◆ Directions
Would you write out the listing verbatim and skip every picture in it?

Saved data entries
┌──

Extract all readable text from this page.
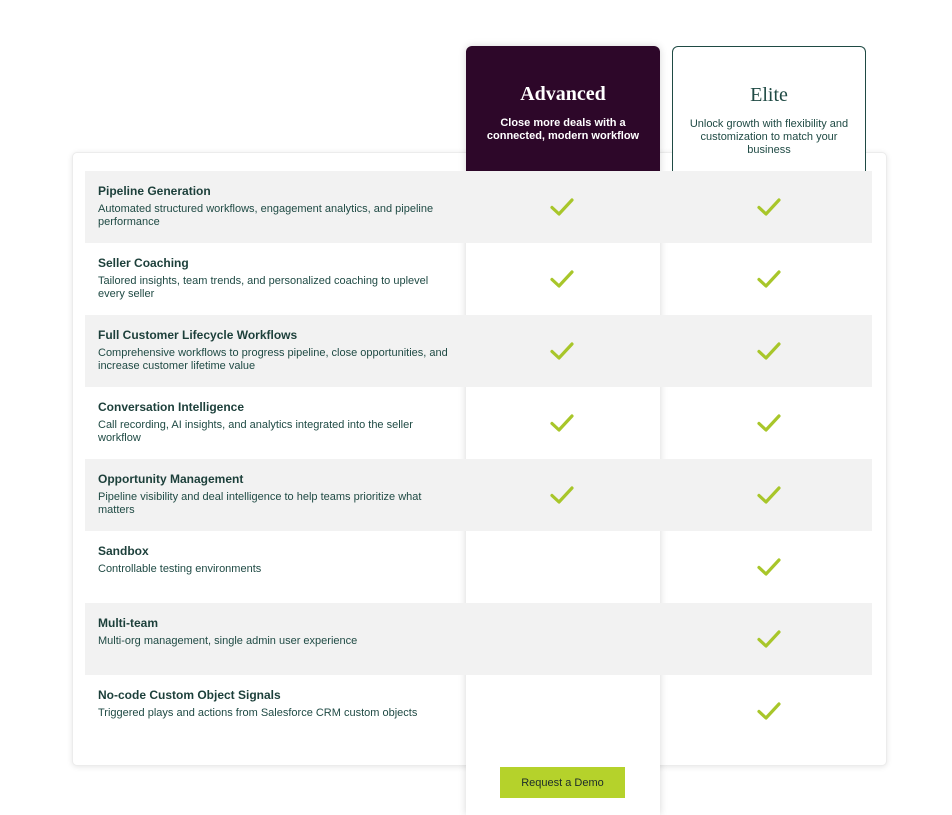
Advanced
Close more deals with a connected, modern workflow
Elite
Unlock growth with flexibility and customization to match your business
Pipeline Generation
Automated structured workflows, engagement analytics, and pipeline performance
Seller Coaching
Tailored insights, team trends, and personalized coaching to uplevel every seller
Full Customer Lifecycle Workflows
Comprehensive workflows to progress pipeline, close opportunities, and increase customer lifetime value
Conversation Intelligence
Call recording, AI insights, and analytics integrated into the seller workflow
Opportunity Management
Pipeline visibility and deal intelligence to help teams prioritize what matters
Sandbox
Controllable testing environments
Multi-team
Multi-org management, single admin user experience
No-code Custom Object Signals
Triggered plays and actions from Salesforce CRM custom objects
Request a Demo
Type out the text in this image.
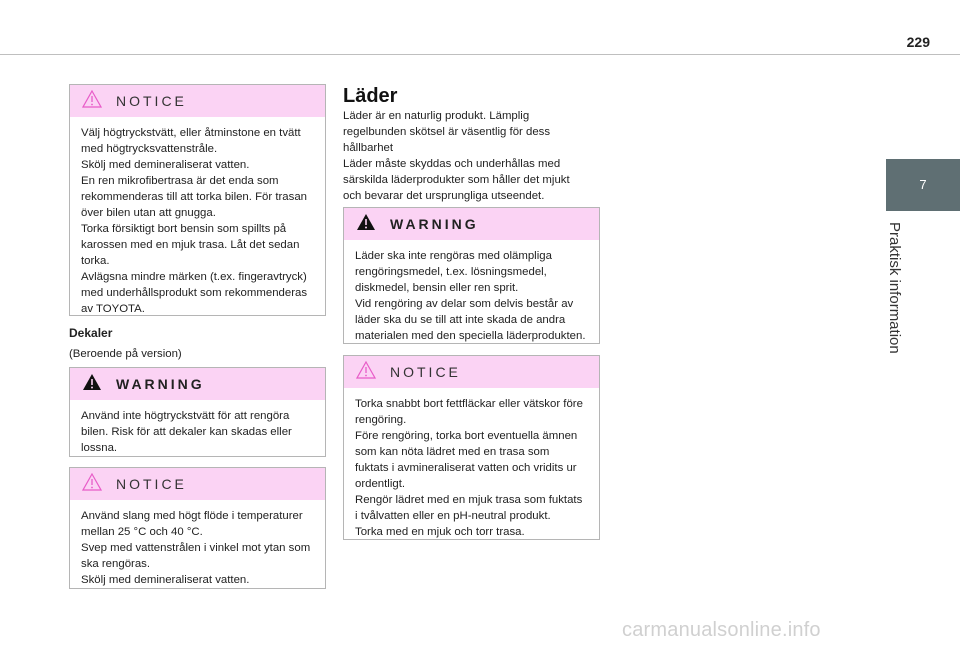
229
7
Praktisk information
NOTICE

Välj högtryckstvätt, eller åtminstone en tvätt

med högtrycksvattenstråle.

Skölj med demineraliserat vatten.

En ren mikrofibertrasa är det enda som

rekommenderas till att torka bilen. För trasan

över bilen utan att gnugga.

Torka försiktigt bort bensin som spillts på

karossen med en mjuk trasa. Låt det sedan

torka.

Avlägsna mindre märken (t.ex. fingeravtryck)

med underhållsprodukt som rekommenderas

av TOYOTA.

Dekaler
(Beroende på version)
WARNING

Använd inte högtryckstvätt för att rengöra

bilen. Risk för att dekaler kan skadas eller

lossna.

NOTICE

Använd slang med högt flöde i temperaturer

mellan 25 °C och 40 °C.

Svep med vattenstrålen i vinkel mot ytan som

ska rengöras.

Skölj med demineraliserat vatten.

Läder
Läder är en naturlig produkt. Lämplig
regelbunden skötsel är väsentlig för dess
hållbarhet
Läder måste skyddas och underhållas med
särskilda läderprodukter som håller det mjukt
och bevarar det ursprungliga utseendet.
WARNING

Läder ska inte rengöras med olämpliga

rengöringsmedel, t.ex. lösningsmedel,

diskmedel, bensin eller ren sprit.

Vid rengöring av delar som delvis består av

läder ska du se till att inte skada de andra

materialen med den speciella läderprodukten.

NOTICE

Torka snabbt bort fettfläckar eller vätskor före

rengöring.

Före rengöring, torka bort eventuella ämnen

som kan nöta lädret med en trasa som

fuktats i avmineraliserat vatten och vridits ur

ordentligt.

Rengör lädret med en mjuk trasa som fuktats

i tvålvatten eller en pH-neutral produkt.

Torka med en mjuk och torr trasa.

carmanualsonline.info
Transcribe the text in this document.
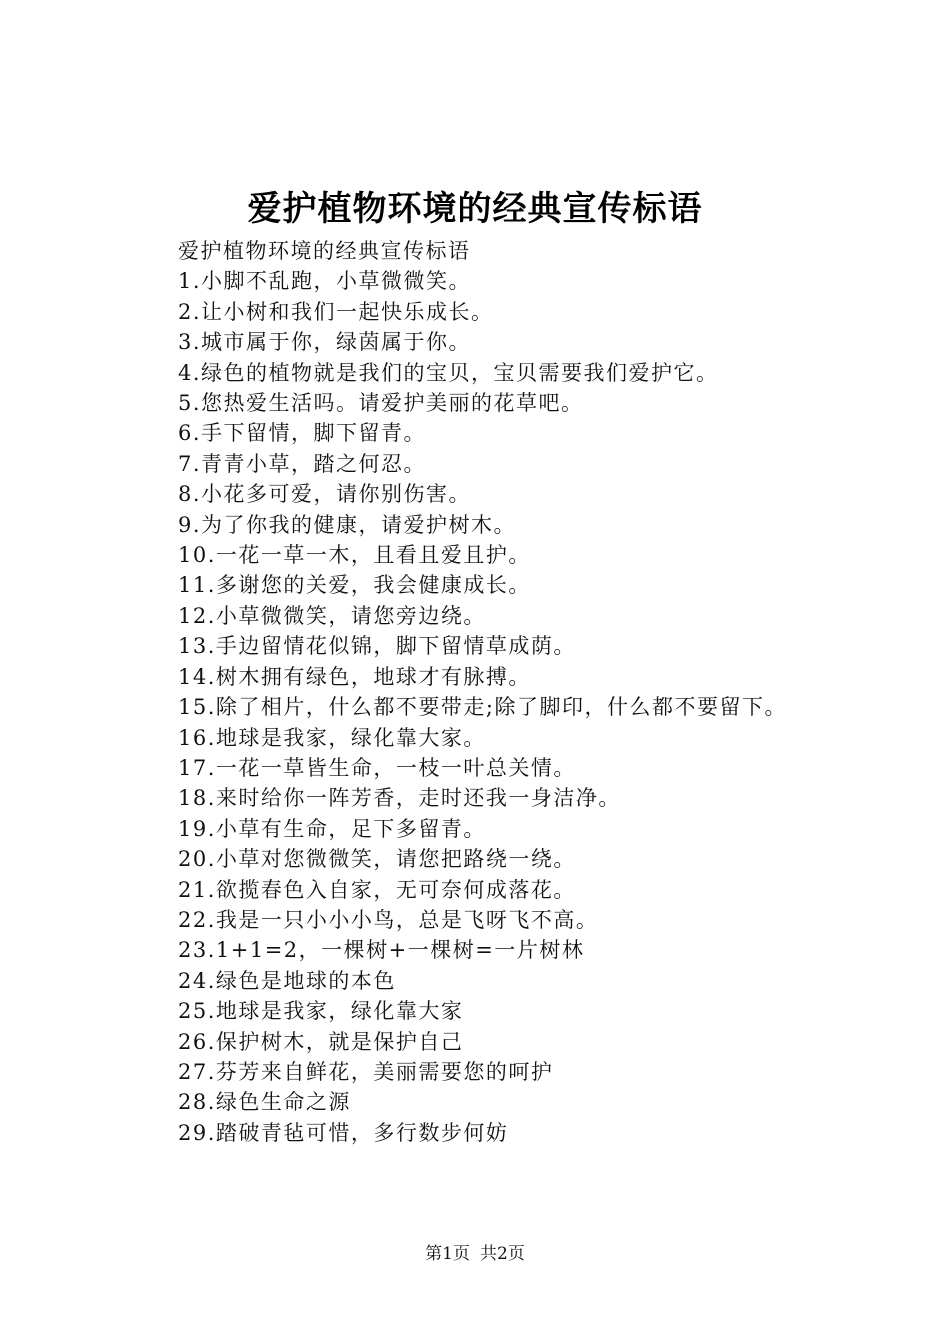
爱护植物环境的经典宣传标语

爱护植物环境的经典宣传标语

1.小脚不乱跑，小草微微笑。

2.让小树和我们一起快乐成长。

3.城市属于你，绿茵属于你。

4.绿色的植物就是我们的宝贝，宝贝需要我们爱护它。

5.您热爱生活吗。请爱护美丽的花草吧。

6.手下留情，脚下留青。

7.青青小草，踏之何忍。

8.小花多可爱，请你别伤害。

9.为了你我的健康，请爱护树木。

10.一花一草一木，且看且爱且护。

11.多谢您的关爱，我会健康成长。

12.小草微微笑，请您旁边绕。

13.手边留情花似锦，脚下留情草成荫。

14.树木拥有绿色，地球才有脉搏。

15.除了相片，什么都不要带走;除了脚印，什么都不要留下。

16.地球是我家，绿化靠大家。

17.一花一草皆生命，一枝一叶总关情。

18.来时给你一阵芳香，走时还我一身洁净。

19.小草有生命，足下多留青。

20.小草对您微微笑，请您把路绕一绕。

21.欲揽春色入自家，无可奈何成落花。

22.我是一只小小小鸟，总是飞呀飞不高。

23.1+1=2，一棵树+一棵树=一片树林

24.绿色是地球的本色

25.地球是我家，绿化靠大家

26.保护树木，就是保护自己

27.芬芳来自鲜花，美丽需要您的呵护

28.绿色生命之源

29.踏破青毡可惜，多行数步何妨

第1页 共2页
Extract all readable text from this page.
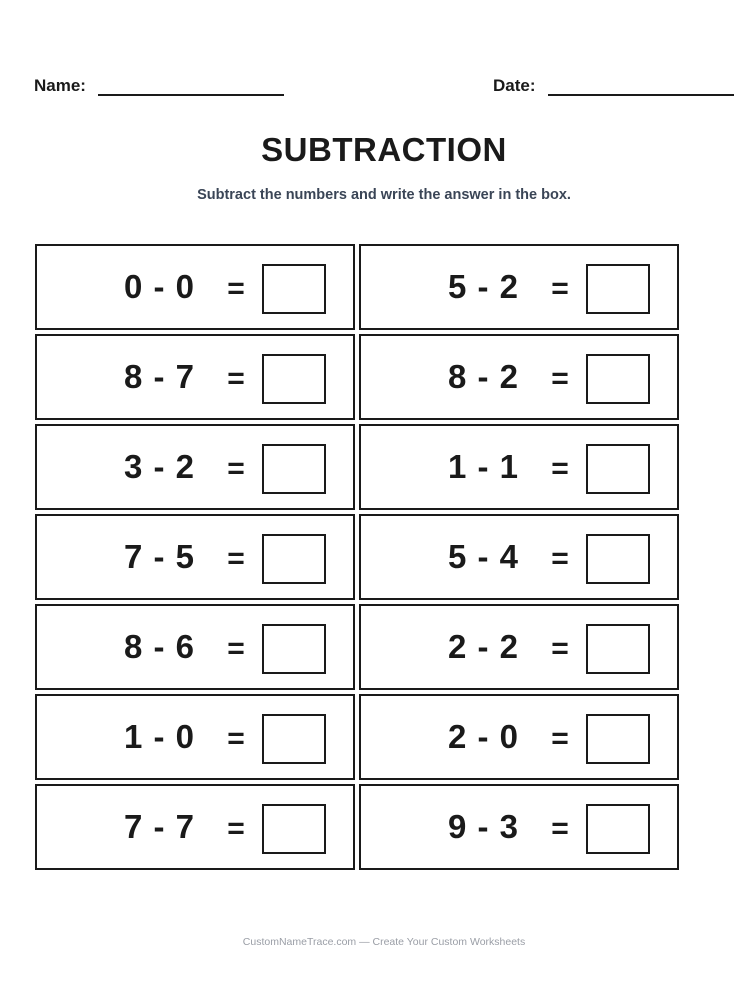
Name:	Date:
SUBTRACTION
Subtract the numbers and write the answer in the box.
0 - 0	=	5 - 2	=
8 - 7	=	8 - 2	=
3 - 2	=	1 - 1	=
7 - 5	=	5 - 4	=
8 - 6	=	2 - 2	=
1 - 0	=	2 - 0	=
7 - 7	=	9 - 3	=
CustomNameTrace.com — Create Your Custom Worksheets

└──

◆ Solution for this problem
Extract all readable text from this page.
Advanced
Close more deals with a connected, modern workflow
Elite
Unlock growth with flexibility and customization to match your business
Pipeline Generation
Automated structured workflows, engagement analytics, and pipeline performance
Seller Coaching
Tailored insights, team trends, and personalized coaching to uplevel every seller
Full Customer Lifecycle Workflows
Comprehensive workflows to progress pipeline, close opportunities, and increase customer lifetime value
Conversation Intelligence
Call recording, AI insights, and analytics integrated into the seller workflow
Opportunity Management
Pipeline visibility and deal intelligence to help teams prioritize what matters
Sandbox
Controllable testing environments
Multi-team
Multi-org management, single admin user experience
No-code Custom Object Signals
Triggered plays and actions from Salesforce CRM custom objects
Request a Demo
Type out the text in this image.
229
7
Praktisk information
NOTICE

Välj högtryckstvätt, eller åtminstone en tvätt

med högtrycksvattenstråle.

Skölj med demineraliserat vatten.

En ren mikrofibertrasa är det enda som

rekommenderas till att torka bilen. För trasan

över bilen utan att gnugga.

Torka försiktigt bort bensin som spillts på

karossen med en mjuk trasa. Låt det sedan

torka.

Avlägsna mindre märken (t.ex. fingeravtryck)

med underhållsprodukt som rekommenderas

av TOYOTA.

Dekaler
(Beroende på version)
WARNING

Använd inte högtryckstvätt för att rengöra

bilen. Risk för att dekaler kan skadas eller

lossna.

NOTICE

Använd slang med högt flöde i temperaturer

mellan 25 °C och 40 °C.

Svep med vattenstrålen i vinkel mot ytan som

ska rengöras.

Skölj med demineraliserat vatten.

Läder
Läder är en naturlig produkt. Lämplig
regelbunden skötsel är väsentlig för dess
hållbarhet
Läder måste skyddas och underhållas med
särskilda läderprodukter som håller det mjukt
och bevarar det ursprungliga utseendet.
WARNING

Läder ska inte rengöras med olämpliga

rengöringsmedel, t.ex. lösningsmedel,

diskmedel, bensin eller ren sprit.

Vid rengöring av delar som delvis består av

läder ska du se till att inte skada de andra

materialen med den speciella läderprodukten.

NOTICE

Torka snabbt bort fettfläckar eller vätskor före

rengöring.

Före rengöring, torka bort eventuella ämnen

som kan nöta lädret med en trasa som

fuktats i avmineraliserat vatten och vridits ur

ordentligt.

Rengör lädret med en mjuk trasa som fuktats

i tvålvatten eller en pH-neutral produkt.

Torka med en mjuk och torr trasa.

carmanualsonline.info
Transcribe the text in this document.
爱护植物环境的经典宣传标语

爱护植物环境的经典宣传标语

1.小脚不乱跑，小草微微笑。

2.让小树和我们一起快乐成长。

3.城市属于你，绿茵属于你。

4.绿色的植物就是我们的宝贝，宝贝需要我们爱护它。

5.您热爱生活吗。请爱护美丽的花草吧。

6.手下留情，脚下留青。

7.青青小草，踏之何忍。

8.小花多可爱，请你别伤害。

9.为了你我的健康，请爱护树木。

10.一花一草一木，且看且爱且护。

11.多谢您的关爱，我会健康成长。

12.小草微微笑，请您旁边绕。

13.手边留情花似锦，脚下留情草成荫。

14.树木拥有绿色，地球才有脉搏。

15.除了相片，什么都不要带走;除了脚印，什么都不要留下。

16.地球是我家，绿化靠大家。

17.一花一草皆生命，一枝一叶总关情。

18.来时给你一阵芳香，走时还我一身洁净。

19.小草有生命，足下多留青。

20.小草对您微微笑，请您把路绕一绕。

21.欲揽春色入自家，无可奈何成落花。

22.我是一只小小小鸟，总是飞呀飞不高。

23.1+1=2，一棵树+一棵树=一片树林

24.绿色是地球的本色

25.地球是我家，绿化靠大家

26.保护树木，就是保护自己

27.芬芳来自鲜花，美丽需要您的呵护

28.绿色生命之源

29.踏破青毡可惜，多行数步何妨

第1页 共2页
Extract all readable text from this page.
Name:	Date:
SUBTRACTION
Subtract the numbers and write the answer in the box.
0 - 0	=	5 - 2	=
8 - 7	=	8 - 2	=
3 - 2	=	1 - 1	=
7 - 5	=	5 - 4	=
8 - 6	=	2 - 2	=
1 - 0	=	2 - 0	=
7 - 7	=	9 - 3	=
CustomNameTrace.com — Create Your Custom Worksheets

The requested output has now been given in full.